[A block of data]
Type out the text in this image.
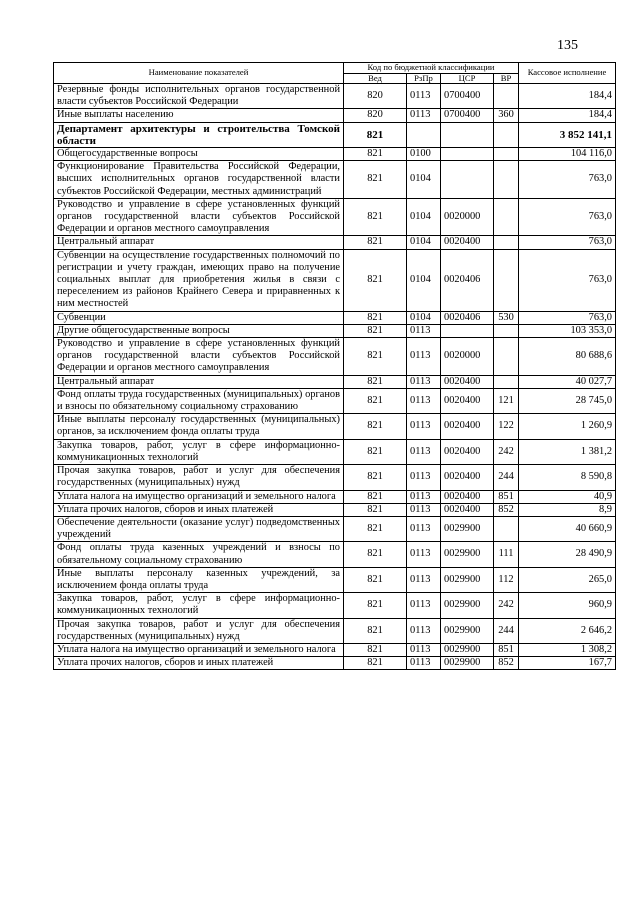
135
Наименование показателей	Код по бюджетной классификации				Кассовое исполнение
	Вед	РзПр	ЦСР	ВР	
Резервные фонды исполнительных органов государственной власти субъектов Российской Федерации	820	0113	0700400		184,4
Иные выплаты населению	820	0113	0700400	360	184,4
Департамент архитектуры и строительства Томской области	821				3 852 141,1
Общегосударственные вопросы	821	0100			104 116,0
Функционирование Правительства Российской Федерации, высших исполнительных органов государственной власти субъектов Российской Федерации, местных администраций	821	0104			763,0
Руководство и управление в сфере установленных функций органов государственной власти субъектов Российской Федерации и органов местного самоуправления	821	0104	0020000		763,0
Центральный аппарат	821	0104	0020400		763,0
Субвенции на осуществление государственных полномочий по регистрации и учету граждан, имеющих право на получение социальных выплат для приобретения жилья в связи с переселением из районов Крайнего Севера и приравненных к ним местностей	821	0104	0020406		763,0
Субвенции	821	0104	0020406	530	763,0
Другие общегосударственные вопросы	821	0113			103 353,0
Руководство и управление в сфере установленных функций органов государственной власти субъектов Российской Федерации и органов местного самоуправления	821	0113	0020000		80 688,6
Центральный аппарат	821	0113	0020400		40 027,7
Фонд оплаты труда государственных (муниципальных) органов и взносы по обязательному социальному страхованию	821	0113	0020400	121	28 745,0
Иные выплаты персоналу государственных (муниципальных) органов, за исключением фонда оплаты труда	821	0113	0020400	122	1 260,9
Закупка товаров, работ, услуг в сфере информационно-коммуникационных технологий	821	0113	0020400	242	1 381,2
Прочая закупка товаров, работ и услуг для обеспечения государственных (муниципальных) нужд	821	0113	0020400	244	8 590,8
Уплата налога на имущество организаций и земельного налога	821	0113	0020400	851	40,9
Уплата прочих налогов, сборов и иных платежей	821	0113	0020400	852	8,9
Обеспечение деятельности (оказание услуг) подведомственных учреждений	821	0113	0029900		40 660,9
Фонд оплаты труда казенных учреждений и взносы по обязательному социальному страхованию	821	0113	0029900	111	28 490,9
Иные выплаты персоналу казенных учреждений, за исключением фонда оплаты труда	821	0113	0029900	112	265,0
Закупка товаров, работ, услуг в сфере информационно-коммуникационных технологий	821	0113	0029900	242	960,9
Прочая закупка товаров, работ и услуг для обеспечения государственных (муниципальных) нужд	821	0113	0029900	244	2 646,2
Уплата налога на имущество организаций и земельного налога	821	0113	0029900	851	1 308,2
Уплата прочих налогов, сборов и иных платежей	821	0113	0029900	852	167,7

YOUR GOAL — Gather up, from the records above, each line where the word "власти" appears.

WRITTEN SOLUTION —
Резервные фонды исполнительных органов государственной власти субъектов Российской Федерации	820	0113	0700400		184,4
Функционирование Правительства Российской Федерации, высших исполнительных органов государственной власти субъектов Российской Федерации, местных администраций	821	0104			763,0
Руководство и управление в сфере установленных функций органов государственной власти субъектов Российской Федерации и органов местного самоуправления	821	0104	0020000		763,0
Руководство и управление в сфере установленных функций органов государственной власти субъектов Российской Федерации и органов местного самоуправления	821	0113	0020000		80 688,6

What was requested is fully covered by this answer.